INSTRUCTIONS TO FOLLOW> Type out every line below exactly as it reads.

DATASET ROWS>
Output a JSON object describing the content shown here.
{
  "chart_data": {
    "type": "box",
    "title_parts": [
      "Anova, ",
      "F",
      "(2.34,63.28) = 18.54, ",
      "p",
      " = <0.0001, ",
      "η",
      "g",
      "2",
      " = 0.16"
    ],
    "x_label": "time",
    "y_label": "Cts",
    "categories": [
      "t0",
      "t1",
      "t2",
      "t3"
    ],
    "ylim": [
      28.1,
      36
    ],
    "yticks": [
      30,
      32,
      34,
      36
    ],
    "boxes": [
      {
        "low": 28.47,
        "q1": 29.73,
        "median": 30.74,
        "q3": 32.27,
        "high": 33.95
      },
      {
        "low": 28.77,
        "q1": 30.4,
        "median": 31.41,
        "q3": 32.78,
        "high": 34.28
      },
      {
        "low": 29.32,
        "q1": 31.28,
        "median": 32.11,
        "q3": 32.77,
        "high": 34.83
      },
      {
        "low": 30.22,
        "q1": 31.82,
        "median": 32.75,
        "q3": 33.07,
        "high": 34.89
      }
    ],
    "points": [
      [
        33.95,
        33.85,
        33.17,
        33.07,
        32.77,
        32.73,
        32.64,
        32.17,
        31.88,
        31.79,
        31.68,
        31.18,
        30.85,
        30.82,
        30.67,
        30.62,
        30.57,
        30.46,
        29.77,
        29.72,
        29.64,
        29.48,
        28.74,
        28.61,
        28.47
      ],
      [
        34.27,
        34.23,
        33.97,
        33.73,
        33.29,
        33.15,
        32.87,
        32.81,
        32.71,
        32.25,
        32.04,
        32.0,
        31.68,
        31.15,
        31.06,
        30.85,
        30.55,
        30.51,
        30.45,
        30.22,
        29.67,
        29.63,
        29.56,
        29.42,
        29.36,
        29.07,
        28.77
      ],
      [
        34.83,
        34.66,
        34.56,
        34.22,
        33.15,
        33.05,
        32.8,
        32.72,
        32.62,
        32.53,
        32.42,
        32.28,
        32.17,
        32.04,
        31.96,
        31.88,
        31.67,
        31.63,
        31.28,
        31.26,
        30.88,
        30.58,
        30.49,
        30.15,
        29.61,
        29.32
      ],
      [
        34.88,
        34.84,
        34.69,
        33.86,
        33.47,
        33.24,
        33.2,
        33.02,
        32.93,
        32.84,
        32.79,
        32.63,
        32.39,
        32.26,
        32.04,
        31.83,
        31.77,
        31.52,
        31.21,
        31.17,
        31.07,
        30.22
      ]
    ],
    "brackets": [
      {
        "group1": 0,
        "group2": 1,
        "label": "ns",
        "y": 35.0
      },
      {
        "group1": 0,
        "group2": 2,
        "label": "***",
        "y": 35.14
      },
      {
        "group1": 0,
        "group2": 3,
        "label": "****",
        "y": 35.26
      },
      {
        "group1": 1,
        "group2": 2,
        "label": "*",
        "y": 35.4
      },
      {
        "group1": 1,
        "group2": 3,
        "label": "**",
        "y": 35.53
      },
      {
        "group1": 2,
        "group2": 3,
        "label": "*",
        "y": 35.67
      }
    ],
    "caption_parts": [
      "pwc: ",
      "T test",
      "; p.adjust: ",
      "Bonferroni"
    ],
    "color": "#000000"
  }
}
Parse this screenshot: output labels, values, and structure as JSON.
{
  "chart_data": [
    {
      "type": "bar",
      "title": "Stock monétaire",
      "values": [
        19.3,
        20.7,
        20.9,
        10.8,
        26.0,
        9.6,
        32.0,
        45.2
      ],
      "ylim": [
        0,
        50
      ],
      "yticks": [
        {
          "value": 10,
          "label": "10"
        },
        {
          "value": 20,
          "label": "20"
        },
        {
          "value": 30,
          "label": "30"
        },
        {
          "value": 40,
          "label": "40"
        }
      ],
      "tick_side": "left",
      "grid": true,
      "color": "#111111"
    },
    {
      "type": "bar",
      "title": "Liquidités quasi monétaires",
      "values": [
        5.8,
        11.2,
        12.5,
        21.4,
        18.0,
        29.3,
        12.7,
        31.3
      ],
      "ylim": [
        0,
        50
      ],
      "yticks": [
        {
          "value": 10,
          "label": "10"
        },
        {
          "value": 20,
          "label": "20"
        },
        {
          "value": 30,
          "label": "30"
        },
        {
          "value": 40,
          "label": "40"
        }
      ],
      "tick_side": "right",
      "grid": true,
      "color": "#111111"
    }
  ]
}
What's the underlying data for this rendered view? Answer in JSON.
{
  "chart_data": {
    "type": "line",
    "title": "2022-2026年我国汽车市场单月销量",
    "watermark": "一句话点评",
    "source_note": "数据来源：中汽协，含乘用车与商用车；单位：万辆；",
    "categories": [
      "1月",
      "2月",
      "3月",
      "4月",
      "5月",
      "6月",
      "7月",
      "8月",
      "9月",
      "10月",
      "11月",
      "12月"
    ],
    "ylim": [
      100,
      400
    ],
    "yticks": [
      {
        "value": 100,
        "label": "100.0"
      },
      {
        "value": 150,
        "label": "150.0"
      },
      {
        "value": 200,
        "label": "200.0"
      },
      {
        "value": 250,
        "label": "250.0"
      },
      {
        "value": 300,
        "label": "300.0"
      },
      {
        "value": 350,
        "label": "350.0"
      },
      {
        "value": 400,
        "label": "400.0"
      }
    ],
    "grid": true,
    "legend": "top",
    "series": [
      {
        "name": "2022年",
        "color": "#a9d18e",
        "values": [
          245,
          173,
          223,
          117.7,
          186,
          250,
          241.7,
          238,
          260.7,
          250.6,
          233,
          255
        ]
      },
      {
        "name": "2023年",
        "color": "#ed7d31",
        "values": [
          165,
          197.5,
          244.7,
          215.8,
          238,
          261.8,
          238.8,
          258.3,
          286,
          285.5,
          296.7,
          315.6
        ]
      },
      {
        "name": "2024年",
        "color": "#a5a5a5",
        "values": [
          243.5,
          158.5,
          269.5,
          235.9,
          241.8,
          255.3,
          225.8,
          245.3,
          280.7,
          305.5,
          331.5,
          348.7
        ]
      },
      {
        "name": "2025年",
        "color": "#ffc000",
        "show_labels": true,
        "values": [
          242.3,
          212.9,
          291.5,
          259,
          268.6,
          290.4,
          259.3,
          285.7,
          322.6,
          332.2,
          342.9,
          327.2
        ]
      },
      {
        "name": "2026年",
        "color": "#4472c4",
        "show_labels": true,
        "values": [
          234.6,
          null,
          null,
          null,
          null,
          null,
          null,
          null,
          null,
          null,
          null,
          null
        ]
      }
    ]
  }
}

TASK OUTPUT>
Output a JSON object describing the content shown here.
{
  "chart_data": {
    "type": "box",
    "title_parts": [
      "Anova, ",
      "F",
      "(2.34,63.28) = 18.54, ",
      "p",
      " = <0.0001, ",
      "η",
      "g",
      "2",
      " = 0.16"
    ],
    "x_label": "time",
    "y_label": "Cts",
    "categories": [
      "t0",
      "t1",
      "t2",
      "t3"
    ],
    "ylim": [
      28.1,
      36
    ],
    "yticks": [
      30,
      32,
      34,
      36
    ],
    "boxes": [
      {
        "low": 28.47,
        "q1": 29.73,
        "median": 30.74,
        "q3": 32.27,
        "high": 33.95
      },
      {
        "low": 28.77,
        "q1": 30.4,
        "median": 31.41,
        "q3": 32.78,
        "high": 34.28
      },
      {
        "low": 29.32,
        "q1": 31.28,
        "median": 32.11,
        "q3": 32.77,
        "high": 34.83
      },
      {
        "low": 30.22,
        "q1": 31.82,
        "median": 32.75,
        "q3": 33.07,
        "high": 34.89
      }
    ],
    "points": [
      [
        33.95,
        33.85,
        33.17,
        33.07,
        32.77,
        32.73,
        32.64,
        32.17,
        31.88,
        31.79,
        31.68,
        31.18,
        30.85,
        30.82,
        30.67,
        30.62,
        30.57,
        30.46,
        29.77,
        29.72,
        29.64,
        29.48,
        28.74,
        28.61,
        28.47
      ],
      [
        34.27,
        34.23,
        33.97,
        33.73,
        33.29,
        33.15,
        32.87,
        32.81,
        32.71,
        32.25,
        32.04,
        32.0,
        31.68,
        31.15,
        31.06,
        30.85,
        30.55,
        30.51,
        30.45,
        30.22,
        29.67,
        29.63,
        29.56,
        29.42,
        29.36,
        29.07,
        28.77
      ],
      [
        34.83,
        34.66,
        34.56,
        34.22,
        33.15,
        33.05,
        32.8,
        32.72,
        32.62,
        32.53,
        32.42,
        32.28,
        32.17,
        32.04,
        31.96,
        31.88,
        31.67,
        31.63,
        31.28,
        31.26,
        30.88,
        30.58,
        30.49,
        30.15,
        29.61,
        29.32
      ],
      [
        34.88,
        34.84,
        34.69,
        33.86,
        33.47,
        33.24,
        33.2,
        33.02,
        32.93,
        32.84,
        32.79,
        32.63,
        32.39,
        32.26,
        32.04,
        31.83,
        31.77,
        31.52,
        31.21,
        31.17,
        31.07,
        30.22
      ]
    ],
    "brackets": [
      {
        "group1": 0,
        "group2": 1,
        "label": "ns",
        "y": 35.0
      },
      {
        "group1": 0,
        "group2": 2,
        "label": "***",
        "y": 35.14
      },
      {
        "group1": 0,
        "group2": 3,
        "label": "****",
        "y": 35.26
      },
      {
        "group1": 1,
        "group2": 2,
        "label": "*",
        "y": 35.4
      },
      {
        "group1": 1,
        "group2": 3,
        "label": "**",
        "y": 35.53
      },
      {
        "group1": 2,
        "group2": 3,
        "label": "*",
        "y": 35.67
      }
    ],
    "caption_parts": [
      "pwc: ",
      "T test",
      "; p.adjust: ",
      "Bonferroni"
    ],
    "color": "#000000"
  }
}
Parse this screenshot: output labels, values, and structure as JSON.
{
  "chart_data": [
    {
      "type": "bar",
      "title": "Stock monétaire",
      "values": [
        19.3,
        20.7,
        20.9,
        10.8,
        26.0,
        9.6,
        32.0,
        45.2
      ],
      "ylim": [
        0,
        50
      ],
      "yticks": [
        {
          "value": 10,
          "label": "10"
        },
        {
          "value": 20,
          "label": "20"
        },
        {
          "value": 30,
          "label": "30"
        },
        {
          "value": 40,
          "label": "40"
        }
      ],
      "tick_side": "left",
      "grid": true,
      "color": "#111111"
    },
    {
      "type": "bar",
      "title": "Liquidités quasi monétaires",
      "values": [
        5.8,
        11.2,
        12.5,
        21.4,
        18.0,
        29.3,
        12.7,
        31.3
      ],
      "ylim": [
        0,
        50
      ],
      "yticks": [
        {
          "value": 10,
          "label": "10"
        },
        {
          "value": 20,
          "label": "20"
        },
        {
          "value": 30,
          "label": "30"
        },
        {
          "value": 40,
          "label": "40"
        }
      ],
      "tick_side": "right",
      "grid": true,
      "color": "#111111"
    }
  ]
}
What's the underlying data for this rendered view? Answer in JSON.
{
  "chart_data": {
    "type": "line",
    "title": "2022-2026年我国汽车市场单月销量",
    "watermark": "一句话点评",
    "source_note": "数据来源：中汽协，含乘用车与商用车；单位：万辆；",
    "categories": [
      "1月",
      "2月",
      "3月",
      "4月",
      "5月",
      "6月",
      "7月",
      "8月",
      "9月",
      "10月",
      "11月",
      "12月"
    ],
    "ylim": [
      100,
      400
    ],
    "yticks": [
      {
        "value": 100,
        "label": "100.0"
      },
      {
        "value": 150,
        "label": "150.0"
      },
      {
        "value": 200,
        "label": "200.0"
      },
      {
        "value": 250,
        "label": "250.0"
      },
      {
        "value": 300,
        "label": "300.0"
      },
      {
        "value": 350,
        "label": "350.0"
      },
      {
        "value": 400,
        "label": "400.0"
      }
    ],
    "grid": true,
    "legend": "top",
    "series": [
      {
        "name": "2022年",
        "color": "#a9d18e",
        "values": [
          245,
          173,
          223,
          117.7,
          186,
          250,
          241.7,
          238,
          260.7,
          250.6,
          233,
          255
        ]
      },
      {
        "name": "2023年",
        "color": "#ed7d31",
        "values": [
          165,
          197.5,
          244.7,
          215.8,
          238,
          261.8,
          238.8,
          258.3,
          286,
          285.5,
          296.7,
          315.6
        ]
      },
      {
        "name": "2024年",
        "color": "#a5a5a5",
        "values": [
          243.5,
          158.5,
          269.5,
          235.9,
          241.8,
          255.3,
          225.8,
          245.3,
          280.7,
          305.5,
          331.5,
          348.7
        ]
      },
      {
        "name": "2025年",
        "color": "#ffc000",
        "show_labels": true,
        "values": [
          242.3,
          212.9,
          291.5,
          259,
          268.6,
          290.4,
          259.3,
          285.7,
          322.6,
          332.2,
          342.9,
          327.2
        ]
      },
      {
        "name": "2026年",
        "color": "#4472c4",
        "show_labels": true,
        "values": [
          234.6,
          null,
          null,
          null,
          null,
          null,
          null,
          null,
          null,
          null,
          null,
          null
        ]
      }
    ]
  }
}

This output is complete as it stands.